• TASK REQUIREMENTS: Go through the items below and list each line that contains the word "text". Copy every such line in full.

<<<<

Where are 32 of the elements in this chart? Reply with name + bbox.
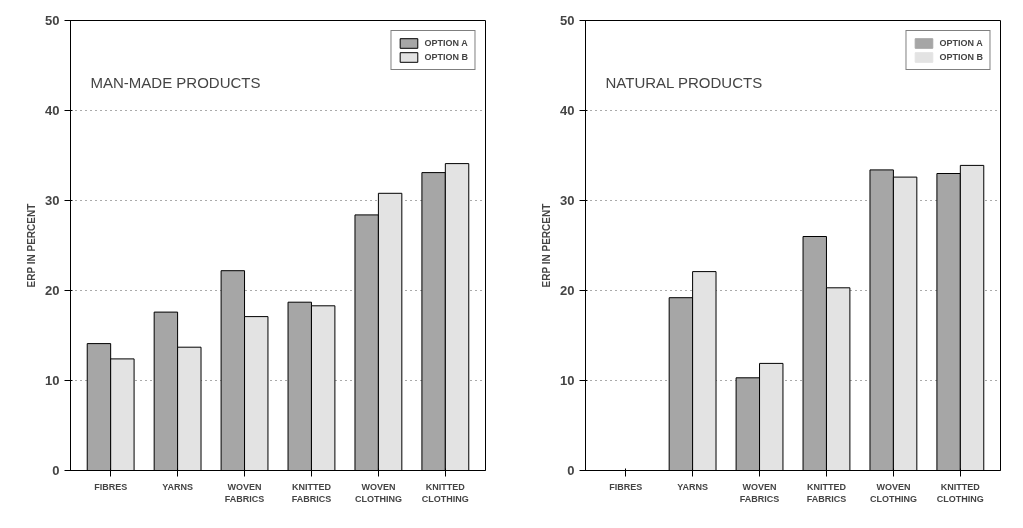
x-tick-label: FIBRES (94, 481, 128, 492)
y-tick-label: 40 (560, 103, 575, 118)
y-tick-label: 20 (45, 283, 60, 298)
y-tick-label: 50 (560, 13, 575, 28)
x-tick-label: KNITTED CLOTHING (421, 481, 469, 504)
y-tick-label: 0 (567, 463, 575, 478)
x-tick-label: WOVEN FABRICS (739, 481, 780, 504)
x-tick-label: WOVEN FABRICS (224, 481, 265, 504)
x-tick-label: KNITTED CLOTHING (936, 481, 984, 504)
x-tick-label: KNITTED FABRICS (291, 481, 332, 504)
text: NATURAL PRODUCTS (605, 73, 763, 91)
y-tick-label: 30 (45, 193, 60, 208)
x-tick-label: WOVEN CLOTHING (869, 481, 917, 504)
legend-label: OPTION B (939, 52, 983, 62)
y-tick-label: 0 (52, 463, 60, 478)
y-axis-title: ERP IN PERCENT (26, 203, 38, 288)
legend-label: OPTION A (939, 38, 983, 48)
x-tick-label: KNITTED FABRICS (806, 481, 847, 504)
y-tick-label: 10 (560, 373, 575, 388)
x-tick-label: YARNS (677, 481, 708, 492)
y-axis-title: ERP IN PERCENT (541, 203, 553, 288)
legend-label: OPTION B (424, 52, 468, 62)
legend-label: OPTION A (424, 38, 468, 48)
x-tick-label: WOVEN CLOTHING (354, 481, 402, 504)
y-tick-label: 10 (45, 373, 60, 388)
y-tick-label: 20 (560, 283, 575, 298)
text: MAN-MADE PRODUCTS (90, 73, 261, 91)
y-tick-label: 40 (45, 103, 60, 118)
y-tick-label: 50 (45, 13, 60, 28)
y-tick-label: 30 (560, 193, 575, 208)
x-tick-label: YARNS (162, 481, 193, 492)
x-tick-label: FIBRES (609, 481, 643, 492)
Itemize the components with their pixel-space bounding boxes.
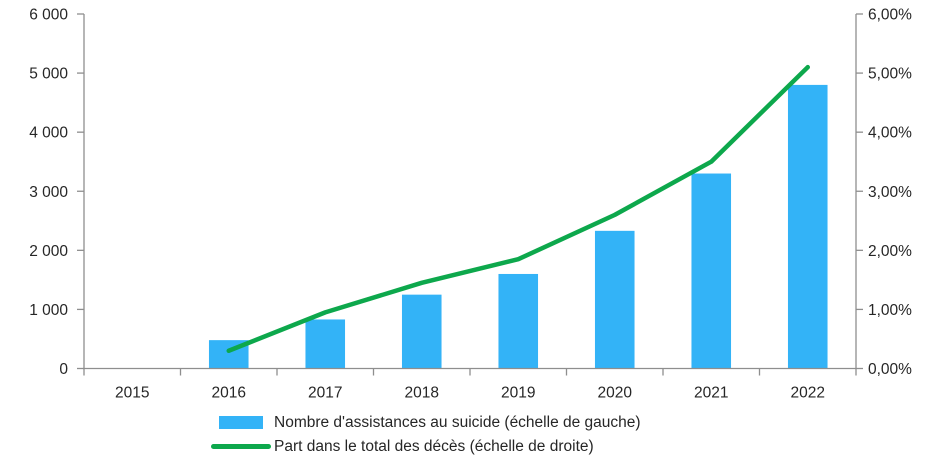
chart-legend: Nombre d'assistances au suicide (échelle…	[210, 412, 641, 457]
x-axis-year-label: 2017	[308, 385, 342, 402]
left-axis-tick-label: 2 000	[29, 243, 68, 260]
x-axis-year-label: 2018	[405, 385, 439, 402]
left-axis-tick-label: 1 000	[29, 302, 68, 319]
trend-line	[226, 64, 810, 354]
bar-2017	[305, 319, 346, 369]
left-axis-tick-label: 3 000	[29, 184, 68, 201]
left-axis-tick-label: 5 000	[29, 66, 68, 83]
right-axis-tick-label: 0,00%	[868, 361, 912, 378]
x-axis-year-label: 2019	[501, 385, 535, 402]
bar-2022	[787, 84, 828, 369]
bar-2020	[594, 230, 635, 369]
x-axis-year-label: 2020	[598, 385, 633, 402]
right-axis-tick-label: 2,00%	[868, 243, 912, 260]
legend-bar-swatch	[219, 416, 263, 429]
legend-swatch-box	[210, 444, 272, 449]
x-axis-year-label: 2016	[212, 385, 246, 402]
right-axis-tick-label: 4,00%	[868, 125, 912, 142]
bar-2018	[401, 294, 442, 369]
x-axis-year-label: 2021	[694, 385, 728, 402]
right-axis-tick-label: 6,00%	[868, 7, 912, 24]
chart-plot-area: 6 000 6,00% 5 000 5,00% 4 000 4,00% 3 000 3,00%…	[29, 7, 912, 402]
left-axis-tick-label: 0	[59, 361, 68, 378]
right-axis-tick-label: 3,00%	[868, 184, 912, 201]
right-axis-tick-label: 1,00%	[868, 302, 912, 319]
left-axis-tick-label: 6 000	[29, 7, 68, 24]
legend-item-bar-series: Nombre d'assistances au suicide (échelle…	[210, 412, 641, 433]
legend-swatch-box	[210, 416, 272, 429]
x-axis-year-label: 2015	[115, 385, 149, 402]
right-axis-tick-label: 5,00%	[868, 66, 912, 83]
legend-line-swatch	[211, 444, 271, 449]
legend-label-line-series: Part dans le total des décès (échelle de…	[274, 437, 594, 455]
legend-item-line-series: Part dans le total des décès (échelle de…	[210, 436, 641, 457]
x-axis-year-label: 2022	[791, 385, 825, 402]
left-axis-tick-label: 4 000	[29, 125, 68, 142]
bar-2019	[498, 273, 539, 369]
bar-2021	[691, 173, 732, 369]
legend-label-bar-series: Nombre d'assistances au suicide (échelle…	[274, 413, 641, 431]
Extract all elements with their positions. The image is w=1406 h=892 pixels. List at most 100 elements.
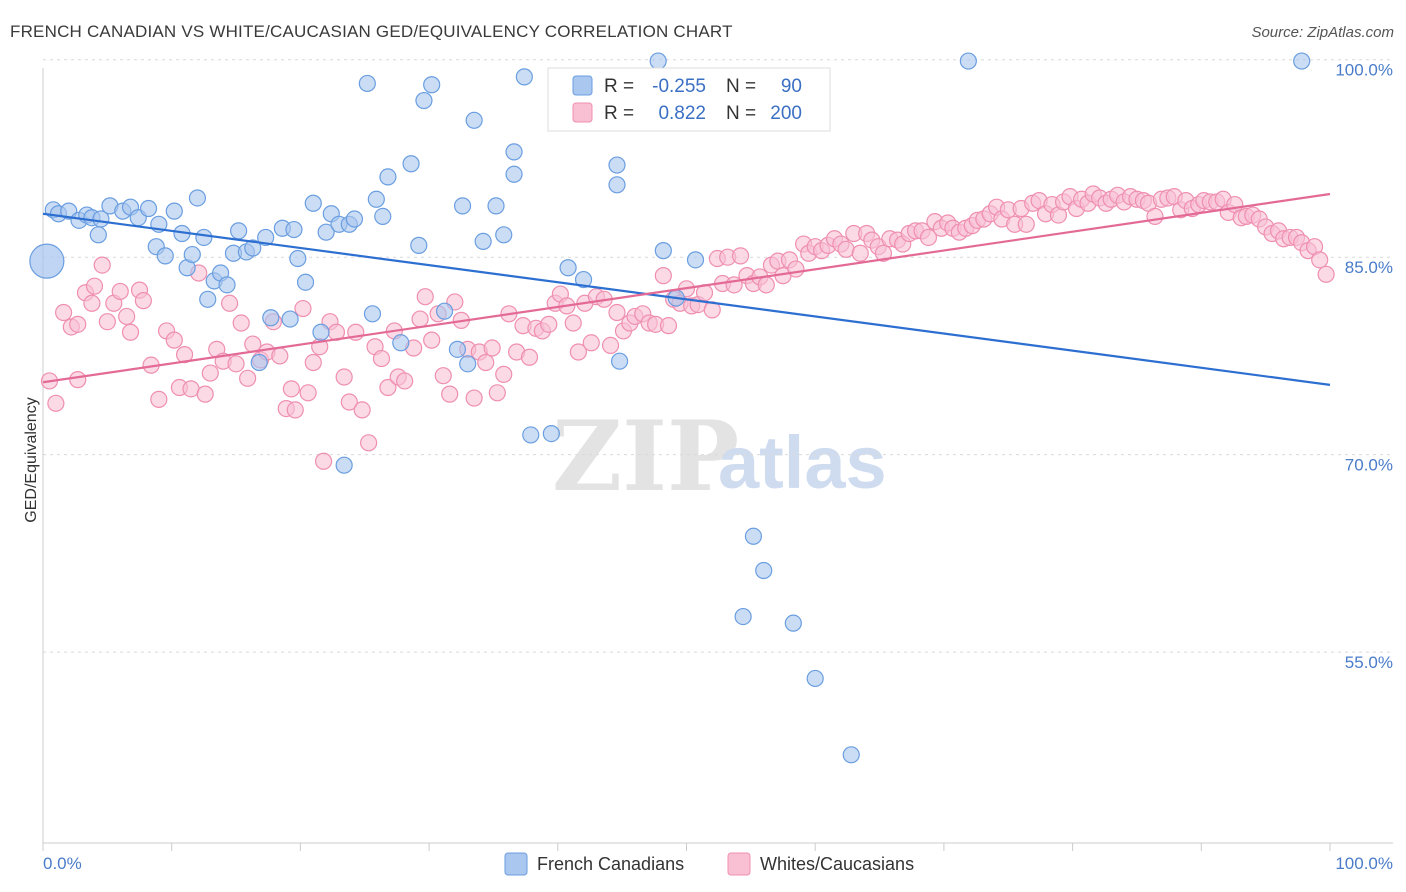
point-whites-caucasians	[196, 385, 214, 403]
point-whites-caucasians	[396, 372, 414, 390]
point-large-french-canadians	[29, 243, 65, 279]
grid-lines	[43, 59, 1393, 653]
point-french-canadians	[654, 242, 672, 260]
legend: R = -0.255 N = 90 R = 0.822 N = 200	[547, 67, 831, 132]
bottom-legend-swatch-blue	[504, 852, 528, 876]
point-french-canadians	[218, 276, 236, 294]
point-french-canadians	[487, 197, 505, 215]
point-whites-caucasians	[121, 323, 140, 341]
point-french-canadians	[459, 355, 477, 373]
trend-line-french-canadians	[42, 212, 1331, 386]
point-whites-caucasians	[282, 380, 300, 398]
point-french-canadians	[608, 156, 626, 174]
point-whites-caucasians	[569, 343, 587, 361]
point-whites-caucasians	[360, 434, 378, 452]
watermark: ZIP atlas	[552, 400, 887, 513]
point-french-canadians	[156, 247, 174, 265]
axes	[42, 68, 1393, 851]
point-french-canadians	[345, 210, 364, 228]
trend-line-whites-caucasians	[42, 192, 1331, 384]
point-whites-caucasians	[582, 334, 600, 352]
point-whites-caucasians	[874, 244, 893, 262]
point-french-canadians	[244, 239, 262, 257]
point-whites-caucasians	[227, 355, 245, 373]
point-french-canadians	[199, 290, 217, 308]
legend-n-label-pink: N =	[726, 103, 756, 124]
point-whites-caucasians	[434, 367, 452, 385]
point-french-canadians	[435, 302, 454, 320]
point-french-canadians	[842, 746, 860, 764]
point-french-canadians	[358, 74, 376, 93]
point-french-canadians	[505, 143, 523, 161]
y-tick-labels: 100.0% 85.0% 70.0% 55.0%	[1335, 61, 1393, 672]
point-french-canadians	[183, 245, 201, 264]
point-french-canadians	[392, 334, 410, 352]
point-whites-caucasians	[314, 452, 333, 470]
bottom-legend-label-pink: Whites/Caucasians	[760, 854, 914, 874]
point-whites-caucasians	[221, 294, 239, 312]
point-whites-caucasians	[134, 292, 152, 310]
point-french-canadians	[285, 220, 303, 239]
point-french-canadians	[474, 232, 492, 251]
point-whites-caucasians	[1017, 215, 1035, 233]
point-french-canadians	[806, 669, 824, 688]
bottom-legend-swatch-pink	[727, 852, 751, 876]
point-whites-caucasians	[54, 303, 73, 322]
point-french-canadians	[734, 607, 752, 626]
point-whites-caucasians	[232, 314, 250, 332]
point-french-canadians	[312, 323, 330, 341]
point-french-canadians	[89, 226, 107, 244]
y-tick-label: 70.0%	[1345, 456, 1393, 475]
y-tick-label: 85.0%	[1345, 258, 1393, 277]
point-french-canadians	[415, 91, 433, 110]
point-french-canadians	[367, 190, 385, 208]
point-french-canadians	[559, 259, 577, 277]
point-french-canadians	[374, 207, 392, 225]
point-whites-caucasians	[118, 307, 136, 326]
point-whites-caucasians	[465, 389, 483, 407]
point-french-canadians	[515, 68, 533, 86]
point-whites-caucasians	[601, 336, 620, 355]
point-whites-caucasians	[98, 313, 116, 331]
point-whites-caucasians	[294, 299, 312, 318]
legend-r-value-pink: 0.822	[658, 103, 706, 124]
point-whites-caucasians	[335, 368, 353, 386]
point-whites-caucasians	[150, 390, 168, 408]
series-french-canadians	[29, 52, 1311, 764]
x-tick-label-min: 0.0%	[43, 854, 82, 873]
point-french-canadians	[188, 189, 207, 207]
series-whites-caucasians	[40, 185, 1335, 470]
point-french-canadians	[522, 426, 540, 444]
point-whites-caucasians	[483, 339, 501, 357]
point-whites-caucasians	[83, 294, 101, 312]
point-french-canadians	[608, 176, 626, 194]
point-french-canadians	[959, 52, 977, 70]
point-whites-caucasians	[1146, 207, 1164, 225]
point-whites-caucasians	[654, 267, 672, 285]
legend-r-label-pink: R =	[604, 103, 634, 124]
point-whites-caucasians	[372, 349, 391, 368]
legend-r-value-blue: -0.255	[652, 76, 706, 97]
point-whites-caucasians	[340, 393, 358, 411]
point-whites-caucasians	[731, 247, 750, 265]
point-whites-caucasians	[93, 256, 111, 274]
point-whites-caucasians	[353, 401, 371, 419]
point-french-canadians	[402, 155, 420, 173]
point-whites-caucasians	[85, 277, 104, 295]
point-whites-caucasians	[851, 244, 869, 262]
point-whites-caucasians	[379, 378, 397, 397]
point-french-canadians	[448, 340, 467, 358]
point-whites-caucasians	[1317, 265, 1335, 283]
point-french-canadians	[495, 226, 513, 244]
point-whites-caucasians	[69, 371, 87, 389]
y-tick-label: 100.0%	[1335, 61, 1393, 80]
point-french-canadians	[784, 614, 802, 632]
legend-box	[547, 67, 831, 132]
y-axis-title: GED/Equivalency	[23, 397, 40, 522]
point-whites-caucasians	[540, 315, 558, 333]
point-french-canadians	[281, 310, 299, 328]
point-whites-caucasians	[47, 394, 65, 412]
point-french-canadians	[195, 228, 213, 247]
point-french-canadians	[410, 236, 428, 254]
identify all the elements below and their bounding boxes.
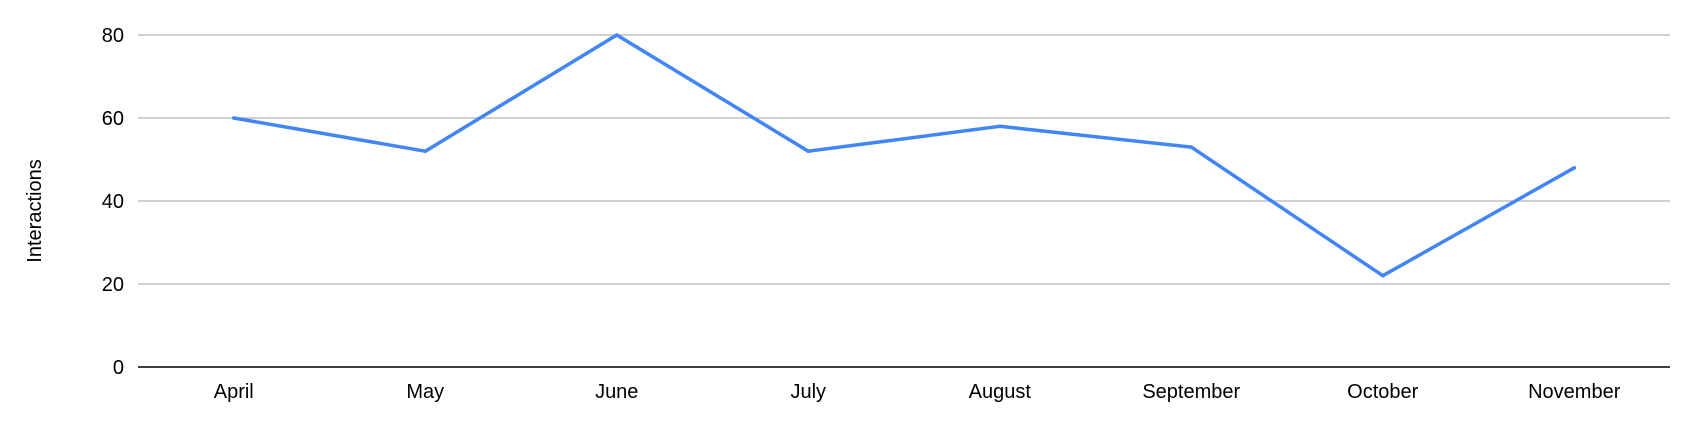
series-line xyxy=(232,33,1577,278)
series-layer xyxy=(232,33,1577,278)
x-tick-labels: April May June July August September October No… xyxy=(214,381,1621,403)
data-point xyxy=(1189,145,1193,149)
data-point xyxy=(1572,166,1576,170)
data-point xyxy=(232,116,236,120)
data-point xyxy=(615,33,619,37)
data-point xyxy=(1381,273,1385,278)
y-tick-labels: 0 20 40 60 80 xyxy=(102,25,124,379)
y-tick-label: 20 xyxy=(102,274,124,296)
y-tick-label: 80 xyxy=(102,25,124,47)
y-tick-label: 0 xyxy=(113,357,124,379)
data-point xyxy=(423,149,427,153)
y-tick-label: 40 xyxy=(102,191,124,213)
x-tick-label: October xyxy=(1347,381,1418,403)
x-tick-label: June xyxy=(595,381,638,403)
x-tick-label: May xyxy=(406,381,444,403)
x-tick-label: November xyxy=(1528,381,1621,403)
x-tick-label: August xyxy=(969,381,1032,403)
y-axis-title: Interactions xyxy=(24,159,46,262)
gridlines xyxy=(138,34,1670,285)
data-point xyxy=(806,149,810,153)
y-tick-label: 60 xyxy=(102,108,124,130)
x-tick-label: April xyxy=(214,381,254,403)
x-tick-label: July xyxy=(790,381,826,403)
x-tick-label: September xyxy=(1142,381,1240,403)
data-point xyxy=(998,124,1002,129)
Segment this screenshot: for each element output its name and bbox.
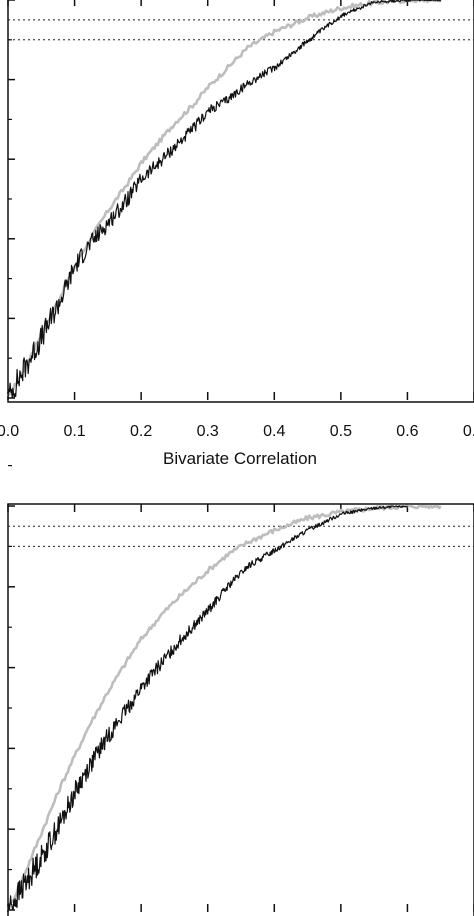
top-reference-lines bbox=[8, 19, 474, 41]
bottom-x-ticks bbox=[7, 504, 474, 912]
bottom-series-gray bbox=[6, 504, 442, 911]
bottom-y-ticks bbox=[8, 465, 15, 911]
top-panel: 0.0 0.1 0.2 0.3 0.4 0.5 0.6 0.7 Bivariate Corre… bbox=[0, 0, 474, 468]
top-series-black bbox=[7, 0, 442, 399]
bottom-reference-lines bbox=[8, 525, 474, 547]
top-y-ticks bbox=[8, 0, 15, 399]
top-x-axis-title: Bivariate Correlation bbox=[163, 449, 317, 468]
bottom-series-black bbox=[7, 505, 408, 911]
top-x-tick-label-6: 0.6 bbox=[396, 423, 418, 440]
top-x-tick-label-0: 0.0 bbox=[0, 423, 19, 440]
top-x-tick-label-1: 0.1 bbox=[63, 423, 85, 440]
top-plot-frame bbox=[7, 0, 474, 403]
top-series bbox=[6, 0, 442, 399]
top-x-tick-label-7: 0.7 bbox=[463, 423, 474, 440]
bottom-panel bbox=[6, 465, 474, 916]
top-x-ticks: 0.0 0.1 0.2 0.3 0.4 0.5 0.6 0.7 bbox=[0, 0, 474, 440]
top-x-tick-label-3: 0.3 bbox=[197, 423, 219, 440]
bottom-series bbox=[6, 504, 442, 911]
top-series-gray bbox=[6, 0, 442, 397]
top-x-tick-label-4: 0.4 bbox=[263, 423, 285, 440]
top-x-tick-label-2: 0.2 bbox=[130, 423, 152, 440]
top-x-tick-label-5: 0.5 bbox=[330, 423, 352, 440]
bottom-plot-frame bbox=[7, 503, 474, 916]
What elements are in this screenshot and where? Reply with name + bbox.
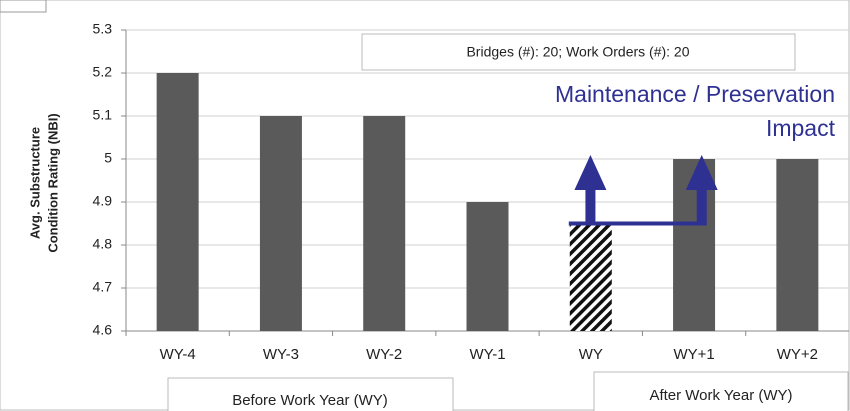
group-box	[593, 371, 849, 411]
bar	[156, 73, 199, 331]
y-tick-label: 5.2	[93, 64, 113, 80]
y-tick-label: 4.7	[93, 279, 113, 295]
x-tick-label: WY+2	[777, 346, 818, 363]
x-tick-label: WY-4	[160, 346, 196, 363]
bar	[259, 116, 302, 331]
x-tick-label: WY+1	[673, 346, 714, 363]
bar	[569, 223, 612, 331]
impact-annotation: Maintenance / Preservation	[555, 81, 835, 107]
group-box	[167, 377, 454, 411]
y-tick-label: 5	[104, 150, 112, 166]
corner-box	[0, 0, 47, 13]
impact-arrow-shaft	[585, 188, 596, 226]
y-tick-label: 4.8	[93, 236, 113, 252]
x-tick-label: WY-1	[469, 346, 505, 363]
y-tick-label: 5.1	[93, 107, 113, 123]
impact-arrow-head	[685, 155, 718, 190]
counts-annotation: Bridges (#): 20; Work Orders (#): 20	[466, 44, 689, 60]
y-axis-label: Condition Rating (NBI)	[45, 113, 60, 252]
x-tick-label: WY-3	[263, 346, 299, 363]
counts-box	[361, 33, 796, 71]
impact-arrow-shaft	[696, 188, 707, 226]
impact-arrow-head	[574, 155, 607, 190]
x-tick-label: WY-2	[366, 346, 402, 363]
group-label: Before Work Year (WY)	[232, 392, 388, 409]
impact-annotation: Impact	[766, 115, 836, 141]
group-label: After Work Year (WY)	[649, 387, 792, 404]
y-tick-label: 4.6	[93, 322, 113, 338]
y-tick-label: 4.9	[93, 193, 113, 209]
y-tick-label: 5.3	[93, 21, 113, 37]
bar	[776, 159, 819, 331]
y-axis-label: Avg. Substructure	[27, 127, 42, 239]
bar	[466, 202, 509, 331]
bar	[363, 116, 406, 331]
x-tick-label: WY	[579, 346, 603, 363]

>>>>

• RESULT OF THIS TASK:
text: NATURAL PRODUCTS (605, 73, 763, 91)
text: MAN-MADE PRODUCTS (90, 73, 261, 91)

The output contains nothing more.